WHAT YOU NEED TO DO — Which lines in the records below contain the word "école"? Copy each one out.

TASK DATA —

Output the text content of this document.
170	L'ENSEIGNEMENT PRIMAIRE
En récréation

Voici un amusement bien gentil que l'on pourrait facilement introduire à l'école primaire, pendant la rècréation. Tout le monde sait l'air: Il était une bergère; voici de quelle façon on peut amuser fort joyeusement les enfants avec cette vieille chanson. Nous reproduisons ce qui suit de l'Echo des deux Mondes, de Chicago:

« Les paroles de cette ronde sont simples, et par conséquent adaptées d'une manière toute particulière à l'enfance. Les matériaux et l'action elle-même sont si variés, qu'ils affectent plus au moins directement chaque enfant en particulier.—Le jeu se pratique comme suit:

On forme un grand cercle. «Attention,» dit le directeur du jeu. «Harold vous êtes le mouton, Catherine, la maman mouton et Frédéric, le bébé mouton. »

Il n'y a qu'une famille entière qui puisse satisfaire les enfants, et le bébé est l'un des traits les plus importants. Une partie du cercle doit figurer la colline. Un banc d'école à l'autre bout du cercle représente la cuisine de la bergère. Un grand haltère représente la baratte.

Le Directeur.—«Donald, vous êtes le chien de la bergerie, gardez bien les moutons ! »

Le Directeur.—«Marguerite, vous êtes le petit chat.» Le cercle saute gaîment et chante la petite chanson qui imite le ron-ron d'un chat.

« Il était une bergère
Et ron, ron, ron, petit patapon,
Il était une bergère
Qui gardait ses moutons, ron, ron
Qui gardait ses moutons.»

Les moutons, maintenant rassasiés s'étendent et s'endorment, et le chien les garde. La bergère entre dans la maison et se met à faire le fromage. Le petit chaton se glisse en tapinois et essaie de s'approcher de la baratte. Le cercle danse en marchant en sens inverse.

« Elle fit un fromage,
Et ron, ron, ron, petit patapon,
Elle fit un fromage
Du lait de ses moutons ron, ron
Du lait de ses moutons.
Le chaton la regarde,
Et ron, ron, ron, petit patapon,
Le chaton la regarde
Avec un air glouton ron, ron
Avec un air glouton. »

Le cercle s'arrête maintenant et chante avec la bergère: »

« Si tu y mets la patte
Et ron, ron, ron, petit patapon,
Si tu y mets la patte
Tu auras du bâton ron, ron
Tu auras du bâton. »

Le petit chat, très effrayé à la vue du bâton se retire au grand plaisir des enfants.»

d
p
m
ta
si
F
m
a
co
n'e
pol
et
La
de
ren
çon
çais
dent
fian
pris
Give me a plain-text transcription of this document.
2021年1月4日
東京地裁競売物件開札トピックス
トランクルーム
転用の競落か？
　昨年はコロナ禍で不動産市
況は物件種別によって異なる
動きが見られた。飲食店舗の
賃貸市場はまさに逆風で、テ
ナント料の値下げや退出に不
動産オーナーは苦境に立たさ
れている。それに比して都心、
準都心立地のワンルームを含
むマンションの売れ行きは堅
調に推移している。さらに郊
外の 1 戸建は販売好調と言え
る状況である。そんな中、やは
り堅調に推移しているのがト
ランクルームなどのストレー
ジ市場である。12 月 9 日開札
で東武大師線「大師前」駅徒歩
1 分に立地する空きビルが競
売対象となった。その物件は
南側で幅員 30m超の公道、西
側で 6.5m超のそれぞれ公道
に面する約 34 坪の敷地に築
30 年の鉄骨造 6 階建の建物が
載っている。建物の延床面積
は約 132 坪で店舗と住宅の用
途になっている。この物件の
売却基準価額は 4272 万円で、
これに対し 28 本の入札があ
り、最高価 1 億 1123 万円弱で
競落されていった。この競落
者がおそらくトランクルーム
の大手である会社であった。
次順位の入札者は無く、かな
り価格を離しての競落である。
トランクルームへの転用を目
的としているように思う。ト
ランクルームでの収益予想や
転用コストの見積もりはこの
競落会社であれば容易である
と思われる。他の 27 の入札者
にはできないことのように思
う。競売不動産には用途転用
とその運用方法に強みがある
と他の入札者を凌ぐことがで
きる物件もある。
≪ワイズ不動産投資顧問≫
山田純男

FINISHED ANSWER —
Voici un amusement bien gentil que l'on pourrait facilement introduire à l'école primaire, pendant la rècréation. Tout le monde sait l'air: Il était une bergère; voici de quelle façon on peut amuser fort joyeusement les enfants avec cette vieille chanson. Nous reproduisons ce qui suit de l'Echo des deux Mondes, de Chicago:
Il n'y a qu'une famille entière qui puisse satisfaire les enfants, et le bébé est l'un des traits les plus importants. Une partie du cercle doit figurer la colline. Un banc d'école à l'autre bout du cercle représente la cuisine de la bergère. Un grand haltère représente la baratte.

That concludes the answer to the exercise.